Task
Output all lines exactly, with nothing added or dropped.

Entries with figure data
— Begin —
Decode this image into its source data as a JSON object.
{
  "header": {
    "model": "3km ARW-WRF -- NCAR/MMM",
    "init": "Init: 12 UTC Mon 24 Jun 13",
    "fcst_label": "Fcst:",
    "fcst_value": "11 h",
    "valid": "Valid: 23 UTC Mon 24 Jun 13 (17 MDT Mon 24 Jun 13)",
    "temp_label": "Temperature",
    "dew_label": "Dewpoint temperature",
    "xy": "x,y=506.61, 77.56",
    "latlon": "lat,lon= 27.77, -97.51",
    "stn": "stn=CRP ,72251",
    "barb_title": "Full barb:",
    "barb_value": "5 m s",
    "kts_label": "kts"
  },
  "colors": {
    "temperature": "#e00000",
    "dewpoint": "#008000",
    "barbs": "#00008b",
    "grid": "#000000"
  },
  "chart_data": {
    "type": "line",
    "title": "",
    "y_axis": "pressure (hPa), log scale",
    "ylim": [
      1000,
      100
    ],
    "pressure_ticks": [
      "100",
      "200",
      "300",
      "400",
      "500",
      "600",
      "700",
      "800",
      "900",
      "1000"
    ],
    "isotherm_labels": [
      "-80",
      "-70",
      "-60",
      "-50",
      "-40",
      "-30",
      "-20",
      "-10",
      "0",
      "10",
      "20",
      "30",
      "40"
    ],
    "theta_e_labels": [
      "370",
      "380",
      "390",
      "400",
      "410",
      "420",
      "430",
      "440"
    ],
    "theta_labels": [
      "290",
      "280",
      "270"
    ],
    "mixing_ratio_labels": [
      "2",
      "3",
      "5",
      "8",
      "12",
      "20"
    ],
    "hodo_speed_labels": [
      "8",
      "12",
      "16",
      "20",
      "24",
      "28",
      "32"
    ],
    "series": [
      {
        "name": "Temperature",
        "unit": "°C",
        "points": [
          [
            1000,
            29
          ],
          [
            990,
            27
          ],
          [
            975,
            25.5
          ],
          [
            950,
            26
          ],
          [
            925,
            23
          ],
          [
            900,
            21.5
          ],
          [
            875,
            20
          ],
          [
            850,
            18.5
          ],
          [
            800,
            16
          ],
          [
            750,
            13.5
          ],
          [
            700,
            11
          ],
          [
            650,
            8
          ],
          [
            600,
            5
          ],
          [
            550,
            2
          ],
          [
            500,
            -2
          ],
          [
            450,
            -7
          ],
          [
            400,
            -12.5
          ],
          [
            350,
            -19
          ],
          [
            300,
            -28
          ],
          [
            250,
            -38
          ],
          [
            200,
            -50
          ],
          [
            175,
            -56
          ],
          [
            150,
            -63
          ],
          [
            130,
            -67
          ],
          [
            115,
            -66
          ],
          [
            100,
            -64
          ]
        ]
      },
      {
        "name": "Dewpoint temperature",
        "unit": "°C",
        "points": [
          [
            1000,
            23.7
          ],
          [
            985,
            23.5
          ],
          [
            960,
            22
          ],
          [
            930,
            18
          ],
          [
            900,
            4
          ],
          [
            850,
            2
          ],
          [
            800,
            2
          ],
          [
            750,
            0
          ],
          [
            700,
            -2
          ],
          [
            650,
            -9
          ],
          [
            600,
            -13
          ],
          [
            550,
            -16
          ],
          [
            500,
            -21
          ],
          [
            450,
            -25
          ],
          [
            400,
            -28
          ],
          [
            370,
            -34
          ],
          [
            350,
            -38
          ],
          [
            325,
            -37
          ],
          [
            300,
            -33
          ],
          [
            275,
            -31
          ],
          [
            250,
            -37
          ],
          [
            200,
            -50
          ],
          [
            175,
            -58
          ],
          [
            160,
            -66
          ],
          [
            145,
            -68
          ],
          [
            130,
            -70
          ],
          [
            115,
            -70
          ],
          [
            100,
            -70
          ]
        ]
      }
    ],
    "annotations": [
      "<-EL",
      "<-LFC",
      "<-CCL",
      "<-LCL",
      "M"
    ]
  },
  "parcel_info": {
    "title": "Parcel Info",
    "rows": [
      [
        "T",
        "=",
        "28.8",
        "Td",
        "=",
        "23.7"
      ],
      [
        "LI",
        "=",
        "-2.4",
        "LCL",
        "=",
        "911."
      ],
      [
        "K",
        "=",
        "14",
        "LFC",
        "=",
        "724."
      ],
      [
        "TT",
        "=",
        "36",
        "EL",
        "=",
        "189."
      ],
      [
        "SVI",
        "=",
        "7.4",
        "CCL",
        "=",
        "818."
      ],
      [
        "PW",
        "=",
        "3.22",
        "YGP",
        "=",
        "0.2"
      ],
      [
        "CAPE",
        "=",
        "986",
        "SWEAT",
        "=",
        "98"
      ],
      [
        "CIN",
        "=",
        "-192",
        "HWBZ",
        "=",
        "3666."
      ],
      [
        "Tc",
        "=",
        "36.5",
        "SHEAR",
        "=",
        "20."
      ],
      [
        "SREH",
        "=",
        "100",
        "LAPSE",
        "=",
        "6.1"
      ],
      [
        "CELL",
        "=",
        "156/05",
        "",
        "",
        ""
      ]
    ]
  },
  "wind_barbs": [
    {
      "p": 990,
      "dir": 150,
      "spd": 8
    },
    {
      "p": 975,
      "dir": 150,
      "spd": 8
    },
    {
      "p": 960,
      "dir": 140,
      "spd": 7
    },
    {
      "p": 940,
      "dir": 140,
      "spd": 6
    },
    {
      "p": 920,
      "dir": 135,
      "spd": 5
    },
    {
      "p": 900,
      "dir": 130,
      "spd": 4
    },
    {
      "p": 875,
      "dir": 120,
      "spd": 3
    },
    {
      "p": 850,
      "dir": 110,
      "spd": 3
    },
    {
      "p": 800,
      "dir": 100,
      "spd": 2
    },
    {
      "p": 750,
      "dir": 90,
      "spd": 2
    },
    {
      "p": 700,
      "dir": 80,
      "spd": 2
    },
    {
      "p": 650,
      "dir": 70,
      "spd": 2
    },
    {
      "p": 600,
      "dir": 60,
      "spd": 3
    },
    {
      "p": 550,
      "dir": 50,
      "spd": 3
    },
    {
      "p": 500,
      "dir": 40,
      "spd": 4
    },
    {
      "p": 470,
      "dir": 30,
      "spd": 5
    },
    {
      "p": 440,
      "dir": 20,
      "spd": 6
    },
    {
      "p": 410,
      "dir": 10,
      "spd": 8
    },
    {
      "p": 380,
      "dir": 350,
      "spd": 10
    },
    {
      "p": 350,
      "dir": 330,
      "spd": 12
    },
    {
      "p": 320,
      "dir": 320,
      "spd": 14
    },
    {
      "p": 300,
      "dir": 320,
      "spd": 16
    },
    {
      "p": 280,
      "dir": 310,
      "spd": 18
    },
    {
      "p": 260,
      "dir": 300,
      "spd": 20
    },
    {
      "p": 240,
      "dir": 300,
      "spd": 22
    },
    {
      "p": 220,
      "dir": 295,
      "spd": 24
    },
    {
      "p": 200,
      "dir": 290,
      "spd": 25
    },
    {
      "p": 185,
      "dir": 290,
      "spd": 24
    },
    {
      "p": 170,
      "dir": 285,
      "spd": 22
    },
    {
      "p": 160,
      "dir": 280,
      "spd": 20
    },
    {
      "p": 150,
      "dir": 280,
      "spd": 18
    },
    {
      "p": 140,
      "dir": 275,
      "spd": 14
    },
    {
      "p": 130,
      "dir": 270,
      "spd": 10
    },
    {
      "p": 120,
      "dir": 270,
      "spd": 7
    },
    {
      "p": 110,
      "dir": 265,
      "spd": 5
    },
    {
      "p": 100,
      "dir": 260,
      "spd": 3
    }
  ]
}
— End —
Finished task
Decode this image into its source data as a JSON object.
{
  "header": {
    "model": "3km ARW-WRF -- NCAR/MMM",
    "init": "Init: 12 UTC Mon 24 Jun 13",
    "fcst_label": "Fcst:",
    "fcst_value": "11 h",
    "valid": "Valid: 23 UTC Mon 24 Jun 13 (17 MDT Mon 24 Jun 13)",
    "temp_label": "Temperature",
    "dew_label": "Dewpoint temperature",
    "xy": "x,y=506.61, 77.56",
    "latlon": "lat,lon= 27.77, -97.51",
    "stn": "stn=CRP ,72251",
    "barb_title": "Full barb:",
    "barb_value": "5 m s",
    "kts_label": "kts"
  },
  "colors": {
    "temperature": "#e00000",
    "dewpoint": "#008000",
    "barbs": "#00008b",
    "grid": "#000000"
  },
  "chart_data": {
    "type": "line",
    "title": "",
    "y_axis": "pressure (hPa), log scale",
    "ylim": [
      1000,
      100
    ],
    "pressure_ticks": [
      "100",
      "200",
      "300",
      "400",
      "500",
      "600",
      "700",
      "800",
      "900",
      "1000"
    ],
    "isotherm_labels": [
      "-80",
      "-70",
      "-60",
      "-50",
      "-40",
      "-30",
      "-20",
      "-10",
      "0",
      "10",
      "20",
      "30",
      "40"
    ],
    "theta_e_labels": [
      "370",
      "380",
      "390",
      "400",
      "410",
      "420",
      "430",
      "440"
    ],
    "theta_labels": [
      "290",
      "280",
      "270"
    ],
    "mixing_ratio_labels": [
      "2",
      "3",
      "5",
      "8",
      "12",
      "20"
    ],
    "hodo_speed_labels": [
      "8",
      "12",
      "16",
      "20",
      "24",
      "28",
      "32"
    ],
    "series": [
      {
        "name": "Temperature",
        "unit": "°C",
        "points": [
          [
            1000,
            29
          ],
          [
            990,
            27
          ],
          [
            975,
            25.5
          ],
          [
            950,
            26
          ],
          [
            925,
            23
          ],
          [
            900,
            21.5
          ],
          [
            875,
            20
          ],
          [
            850,
            18.5
          ],
          [
            800,
            16
          ],
          [
            750,
            13.5
          ],
          [
            700,
            11
          ],
          [
            650,
            8
          ],
          [
            600,
            5
          ],
          [
            550,
            2
          ],
          [
            500,
            -2
          ],
          [
            450,
            -7
          ],
          [
            400,
            -12.5
          ],
          [
            350,
            -19
          ],
          [
            300,
            -28
          ],
          [
            250,
            -38
          ],
          [
            200,
            -50
          ],
          [
            175,
            -56
          ],
          [
            150,
            -63
          ],
          [
            130,
            -67
          ],
          [
            115,
            -66
          ],
          [
            100,
            -64
          ]
        ]
      },
      {
        "name": "Dewpoint temperature",
        "unit": "°C",
        "points": [
          [
            1000,
            23.7
          ],
          [
            985,
            23.5
          ],
          [
            960,
            22
          ],
          [
            930,
            18
          ],
          [
            900,
            4
          ],
          [
            850,
            2
          ],
          [
            800,
            2
          ],
          [
            750,
            0
          ],
          [
            700,
            -2
          ],
          [
            650,
            -9
          ],
          [
            600,
            -13
          ],
          [
            550,
            -16
          ],
          [
            500,
            -21
          ],
          [
            450,
            -25
          ],
          [
            400,
            -28
          ],
          [
            370,
            -34
          ],
          [
            350,
            -38
          ],
          [
            325,
            -37
          ],
          [
            300,
            -33
          ],
          [
            275,
            -31
          ],
          [
            250,
            -37
          ],
          [
            200,
            -50
          ],
          [
            175,
            -58
          ],
          [
            160,
            -66
          ],
          [
            145,
            -68
          ],
          [
            130,
            -70
          ],
          [
            115,
            -70
          ],
          [
            100,
            -70
          ]
        ]
      }
    ],
    "annotations": [
      "<-EL",
      "<-LFC",
      "<-CCL",
      "<-LCL",
      "M"
    ]
  },
  "parcel_info": {
    "title": "Parcel Info",
    "rows": [
      [
        "T",
        "=",
        "28.8",
        "Td",
        "=",
        "23.7"
      ],
      [
        "LI",
        "=",
        "-2.4",
        "LCL",
        "=",
        "911."
      ],
      [
        "K",
        "=",
        "14",
        "LFC",
        "=",
        "724."
      ],
      [
        "TT",
        "=",
        "36",
        "EL",
        "=",
        "189."
      ],
      [
        "SVI",
        "=",
        "7.4",
        "CCL",
        "=",
        "818."
      ],
      [
        "PW",
        "=",
        "3.22",
        "YGP",
        "=",
        "0.2"
      ],
      [
        "CAPE",
        "=",
        "986",
        "SWEAT",
        "=",
        "98"
      ],
      [
        "CIN",
        "=",
        "-192",
        "HWBZ",
        "=",
        "3666."
      ],
      [
        "Tc",
        "=",
        "36.5",
        "SHEAR",
        "=",
        "20."
      ],
      [
        "SREH",
        "=",
        "100",
        "LAPSE",
        "=",
        "6.1"
      ],
      [
        "CELL",
        "=",
        "156/05",
        "",
        "",
        ""
      ]
    ]
  },
  "wind_barbs": [
    {
      "p": 990,
      "dir": 150,
      "spd": 8
    },
    {
      "p": 975,
      "dir": 150,
      "spd": 8
    },
    {
      "p": 960,
      "dir": 140,
      "spd": 7
    },
    {
      "p": 940,
      "dir": 140,
      "spd": 6
    },
    {
      "p": 920,
      "dir": 135,
      "spd": 5
    },
    {
      "p": 900,
      "dir": 130,
      "spd": 4
    },
    {
      "p": 875,
      "dir": 120,
      "spd": 3
    },
    {
      "p": 850,
      "dir": 110,
      "spd": 3
    },
    {
      "p": 800,
      "dir": 100,
      "spd": 2
    },
    {
      "p": 750,
      "dir": 90,
      "spd": 2
    },
    {
      "p": 700,
      "dir": 80,
      "spd": 2
    },
    {
      "p": 650,
      "dir": 70,
      "spd": 2
    },
    {
      "p": 600,
      "dir": 60,
      "spd": 3
    },
    {
      "p": 550,
      "dir": 50,
      "spd": 3
    },
    {
      "p": 500,
      "dir": 40,
      "spd": 4
    },
    {
      "p": 470,
      "dir": 30,
      "spd": 5
    },
    {
      "p": 440,
      "dir": 20,
      "spd": 6
    },
    {
      "p": 410,
      "dir": 10,
      "spd": 8
    },
    {
      "p": 380,
      "dir": 350,
      "spd": 10
    },
    {
      "p": 350,
      "dir": 330,
      "spd": 12
    },
    {
      "p": 320,
      "dir": 320,
      "spd": 14
    },
    {
      "p": 300,
      "dir": 320,
      "spd": 16
    },
    {
      "p": 280,
      "dir": 310,
      "spd": 18
    },
    {
      "p": 260,
      "dir": 300,
      "spd": 20
    },
    {
      "p": 240,
      "dir": 300,
      "spd": 22
    },
    {
      "p": 220,
      "dir": 295,
      "spd": 24
    },
    {
      "p": 200,
      "dir": 290,
      "spd": 25
    },
    {
      "p": 185,
      "dir": 290,
      "spd": 24
    },
    {
      "p": 170,
      "dir": 285,
      "spd": 22
    },
    {
      "p": 160,
      "dir": 280,
      "spd": 20
    },
    {
      "p": 150,
      "dir": 280,
      "spd": 18
    },
    {
      "p": 140,
      "dir": 275,
      "spd": 14
    },
    {
      "p": 130,
      "dir": 270,
      "spd": 10
    },
    {
      "p": 120,
      "dir": 270,
      "spd": 7
    },
    {
      "p": 110,
      "dir": 265,
      "spd": 5
    },
    {
      "p": 100,
      "dir": 260,
      "spd": 3
    }
  ]
}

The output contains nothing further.